- **Problem statement**
Do not include the pictures; repeat the rest of the data exactly.

◇ ◇ ◇ ◇ ◇

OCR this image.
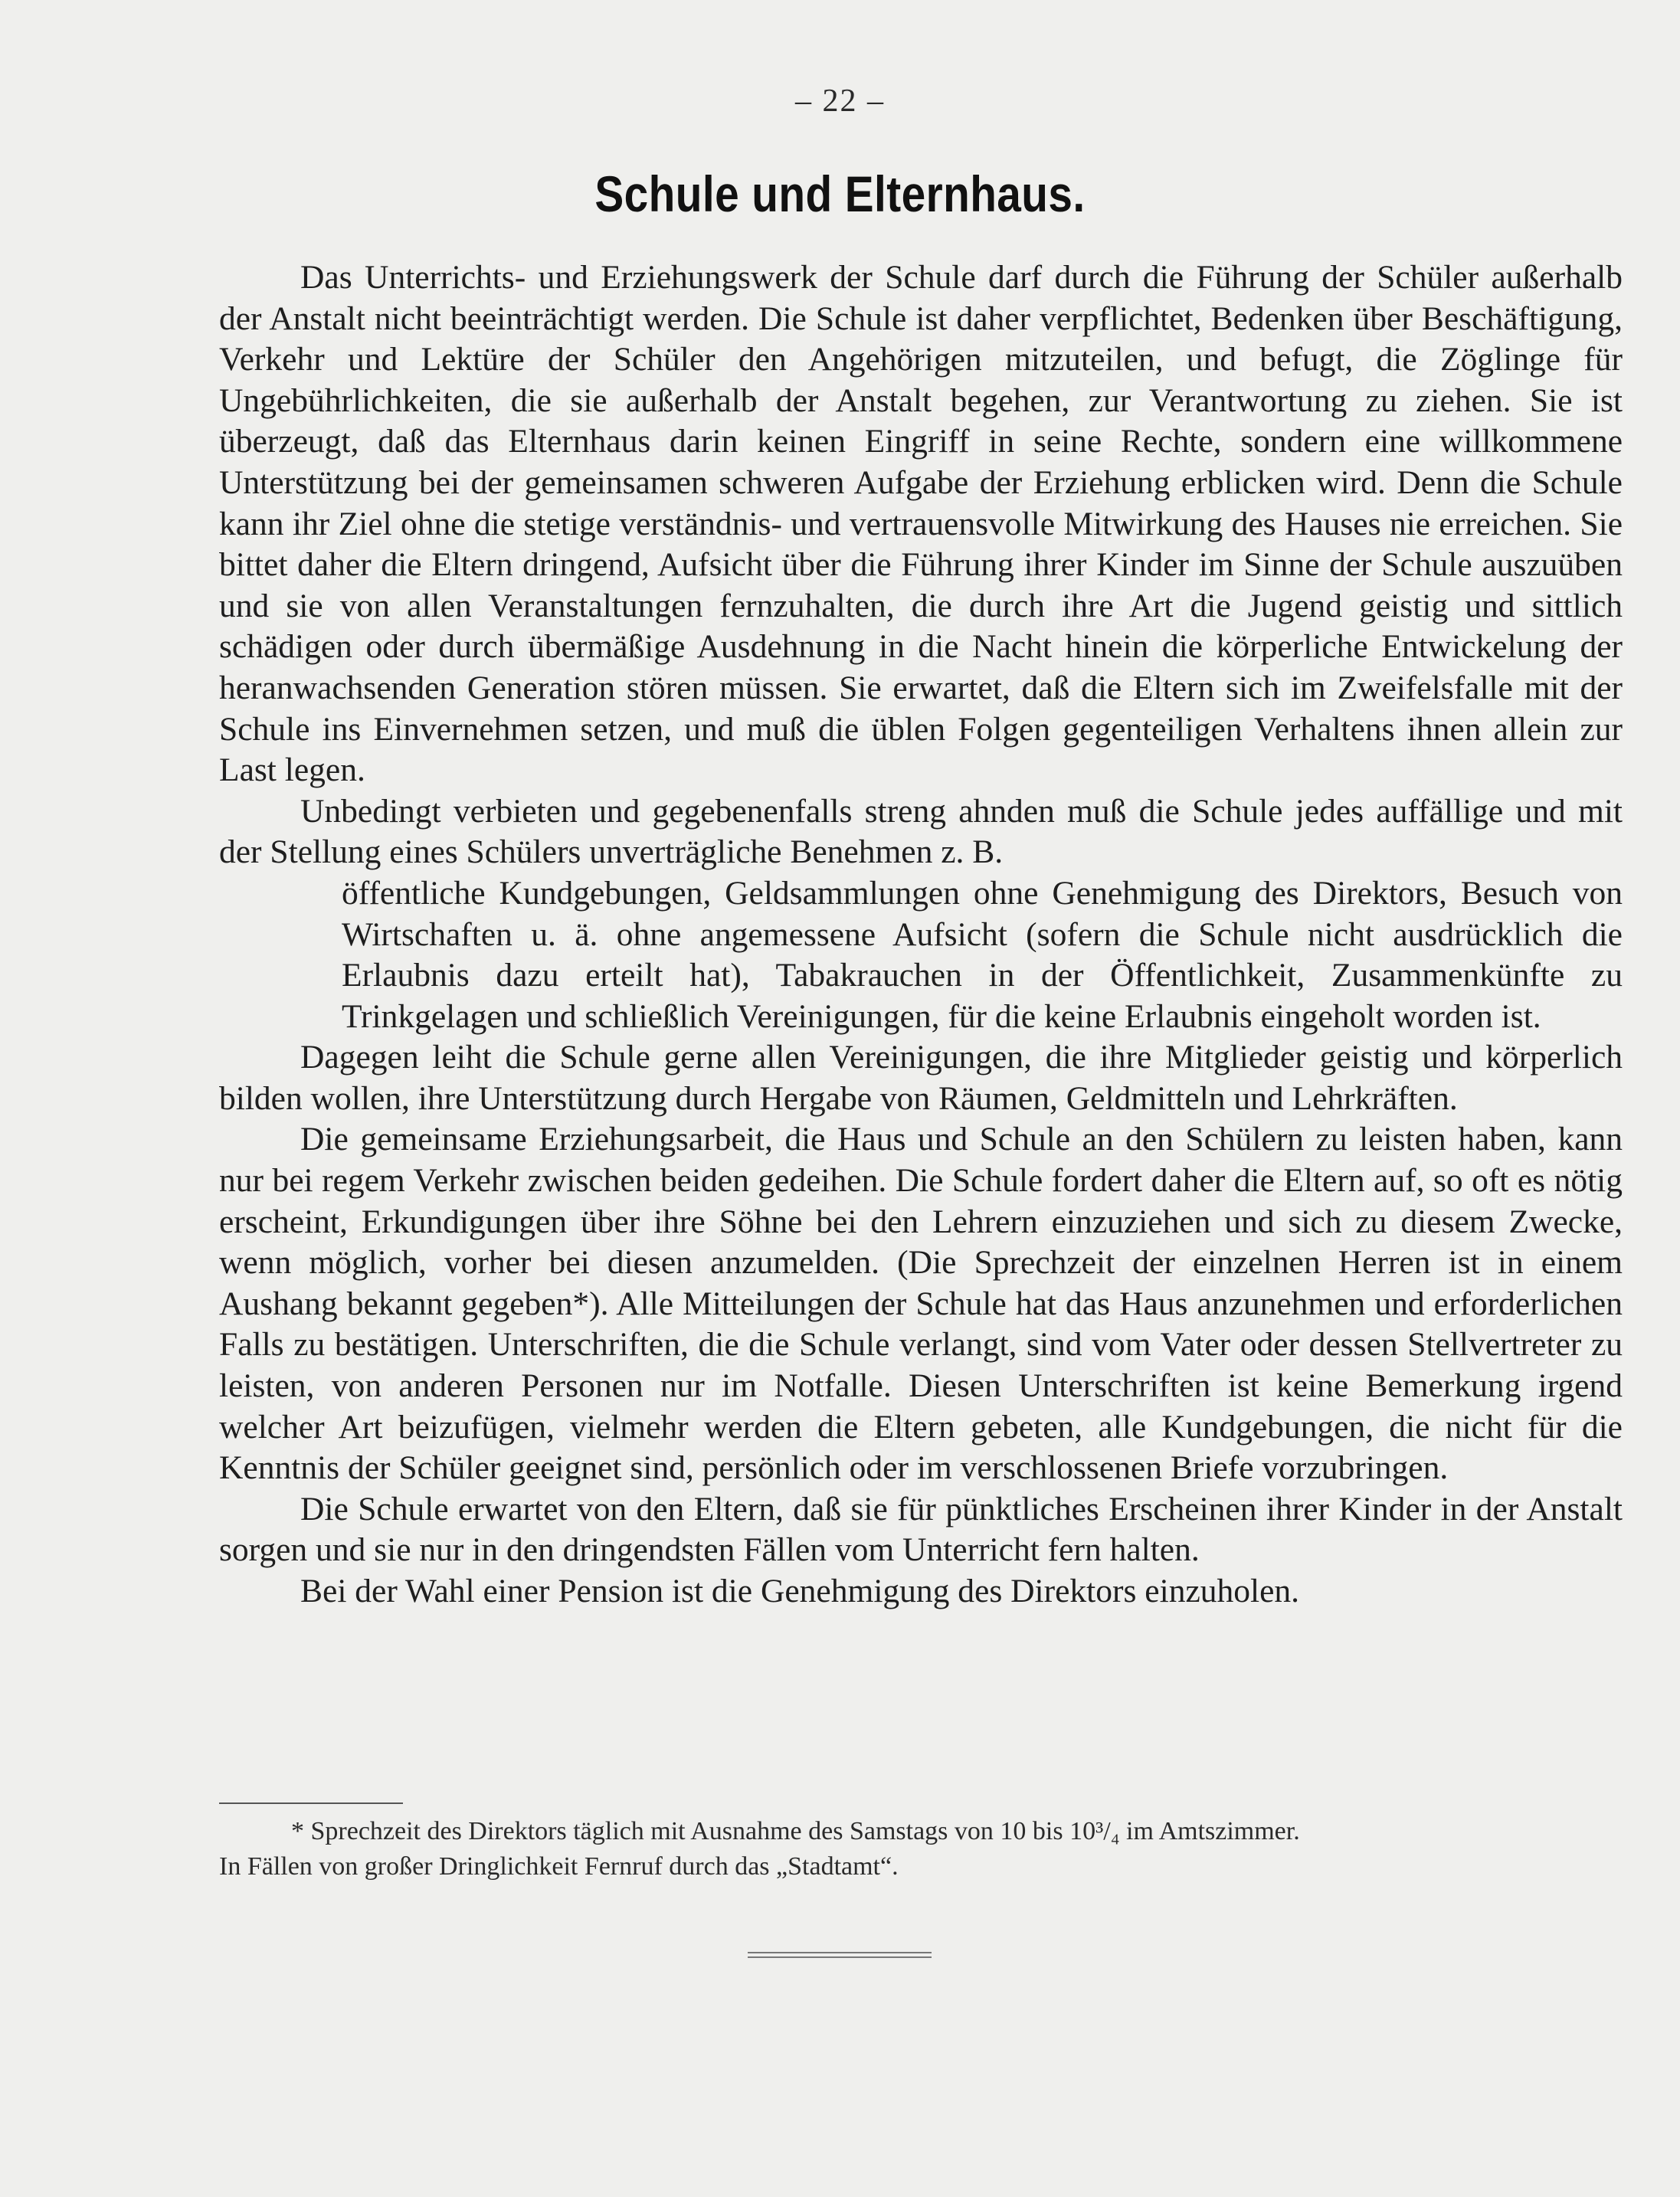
– 22 –
Schule und Elternhaus.

Das Unterrichts- und Erziehungswerk der Schule darf durch die Führung der Schüler außerhalb der Anstalt nicht beeinträchtigt werden. Die Schule ist daher verpflichtet, Bedenken über Beschäftigung, Verkehr und Lektüre der Schüler den Angehörigen mitzuteilen, und befugt, die Zöglinge für Ungebührlichkeiten, die sie außerhalb der Anstalt begehen, zur Verantwortung zu ziehen. Sie ist überzeugt, daß das Elternhaus darin keinen Eingriff in seine Rechte, sondern eine willkommene Unterstützung bei der gemeinsamen schweren Aufgabe der Erziehung erblicken wird. Denn die Schule kann ihr Ziel ohne die stetige verständnis- und vertrauensvolle Mitwirkung des Hauses nie erreichen. Sie bittet daher die Eltern dringend, Aufsicht über die Führung ihrer Kinder im Sinne der Schule auszuüben und sie von allen Veranstaltungen fernzuhalten, die durch ihre Art die Jugend geistig und sittlich schädigen oder durch übermäßige Ausdehnung in die Nacht hinein die körperliche Entwickelung der heranwachsenden Generation stören müssen. Sie erwartet, daß die Eltern sich im Zweifelsfalle mit der Schule ins Einvernehmen setzen, und muß die üblen Folgen gegenteiligen Verhaltens ihnen allein zur Last legen.

Unbedingt verbieten und gegebenenfalls streng ahnden muß die Schule jedes auffällige und mit der Stellung eines Schülers unverträgliche Benehmen z. B.

öffentliche Kundgebungen, Geldsammlungen ohne Genehmigung des Direktors, Besuch von Wirtschaften u. ä. ohne angemessene Aufsicht (sofern die Schule nicht ausdrücklich die Erlaubnis dazu erteilt hat), Tabakrauchen in der Öffentlichkeit, Zusammenkünfte zu Trinkgelagen und schließlich Vereinigungen, für die keine Erlaubnis eingeholt worden ist.

Dagegen leiht die Schule gerne allen Vereinigungen, die ihre Mitglieder geistig und körperlich bilden wollen, ihre Unterstützung durch Hergabe von Räumen, Geldmitteln und Lehrkräften.

Die gemeinsame Erziehungsarbeit, die Haus und Schule an den Schülern zu leisten haben, kann nur bei regem Verkehr zwischen beiden gedeihen. Die Schule fordert daher die Eltern auf, so oft es nötig erscheint, Erkundigungen über ihre Söhne bei den Lehrern einzuziehen und sich zu diesem Zwecke, wenn möglich, vorher bei diesen anzumelden. (Die Sprechzeit der einzelnen Herren ist in einem Aushang bekannt gegeben*). Alle Mitteilungen der Schule hat das Haus anzunehmen und erforderlichen Falls zu bestätigen. Unterschriften, die die Schule verlangt, sind vom Vater oder dessen Stellvertreter zu leisten, von anderen Personen nur im Notfalle. Diesen Unterschriften ist keine Bemerkung irgend welcher Art beizufügen, vielmehr werden die Eltern gebeten, alle Kundgebungen, die nicht für die Kenntnis der Schüler geeignet sind, persönlich oder im verschlossenen Briefe vorzubringen.

Die Schule erwartet von den Eltern, daß sie für pünktliches Erscheinen ihrer Kinder in der Anstalt sorgen und sie nur in den dringendsten Fällen vom Unterricht fern halten.

Bei der Wahl einer Pension ist die Genehmigung des Direktors einzuholen.

* Sprechzeit des Direktors täglich mit Ausnahme des Samstags von 10 bis 10³/₄ im Amtszimmer.

In Fällen von großer Dringlichkeit Fernruf durch das „Stadtamt“.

◇ ◇ ◇ ◇ ◇

- **Exercise response**
OCR this image.
– 22 –
Schule und Elternhaus.

Das Unterrichts- und Erziehungswerk der Schule darf durch die Führung der Schüler außerhalb der Anstalt nicht beeinträchtigt werden. Die Schule ist daher verpflichtet, Bedenken über Beschäftigung, Verkehr und Lektüre der Schüler den Angehörigen mitzuteilen, und befugt, die Zöglinge für Ungebührlichkeiten, die sie außerhalb der Anstalt begehen, zur Verantwortung zu ziehen. Sie ist überzeugt, daß das Elternhaus darin keinen Eingriff in seine Rechte, sondern eine willkommene Unterstützung bei der gemeinsamen schweren Aufgabe der Erziehung erblicken wird. Denn die Schule kann ihr Ziel ohne die stetige verständnis- und vertrauensvolle Mitwirkung des Hauses nie erreichen. Sie bittet daher die Eltern dringend, Aufsicht über die Führung ihrer Kinder im Sinne der Schule auszuüben und sie von allen Veranstaltungen fernzuhalten, die durch ihre Art die Jugend geistig und sittlich schädigen oder durch übermäßige Ausdehnung in die Nacht hinein die körperliche Entwickelung der heranwachsenden Generation stören müssen. Sie erwartet, daß die Eltern sich im Zweifelsfalle mit der Schule ins Einvernehmen setzen, und muß die üblen Folgen gegenteiligen Verhaltens ihnen allein zur Last legen.

Unbedingt verbieten und gegebenenfalls streng ahnden muß die Schule jedes auffällige und mit der Stellung eines Schülers unverträgliche Benehmen z. B.

öffentliche Kundgebungen, Geldsammlungen ohne Genehmigung des Direktors, Besuch von Wirtschaften u. ä. ohne angemessene Aufsicht (sofern die Schule nicht ausdrücklich die Erlaubnis dazu erteilt hat), Tabakrauchen in der Öffentlichkeit, Zusammenkünfte zu Trinkgelagen und schließlich Vereinigungen, für die keine Erlaubnis eingeholt worden ist.

Dagegen leiht die Schule gerne allen Vereinigungen, die ihre Mitglieder geistig und körperlich bilden wollen, ihre Unterstützung durch Hergabe von Räumen, Geldmitteln und Lehrkräften.

Die gemeinsame Erziehungsarbeit, die Haus und Schule an den Schülern zu leisten haben, kann nur bei regem Verkehr zwischen beiden gedeihen. Die Schule fordert daher die Eltern auf, so oft es nötig erscheint, Erkundigungen über ihre Söhne bei den Lehrern einzuziehen und sich zu diesem Zwecke, wenn möglich, vorher bei diesen anzumelden. (Die Sprechzeit der einzelnen Herren ist in einem Aushang bekannt gegeben*). Alle Mitteilungen der Schule hat das Haus anzunehmen und erforderlichen Falls zu bestätigen. Unterschriften, die die Schule verlangt, sind vom Vater oder dessen Stellvertreter zu leisten, von anderen Personen nur im Notfalle. Diesen Unterschriften ist keine Bemerkung irgend welcher Art beizufügen, vielmehr werden die Eltern gebeten, alle Kundgebungen, die nicht für die Kenntnis der Schüler geeignet sind, persönlich oder im verschlossenen Briefe vorzubringen.

Die Schule erwartet von den Eltern, daß sie für pünktliches Erscheinen ihrer Kinder in der Anstalt sorgen und sie nur in den dringendsten Fällen vom Unterricht fern halten.

Bei der Wahl einer Pension ist die Genehmigung des Direktors einzuholen.

* Sprechzeit des Direktors täglich mit Ausnahme des Samstags von 10 bis 10³/₄ im Amtszimmer.

In Fällen von großer Dringlichkeit Fernruf durch das „Stadtamt“.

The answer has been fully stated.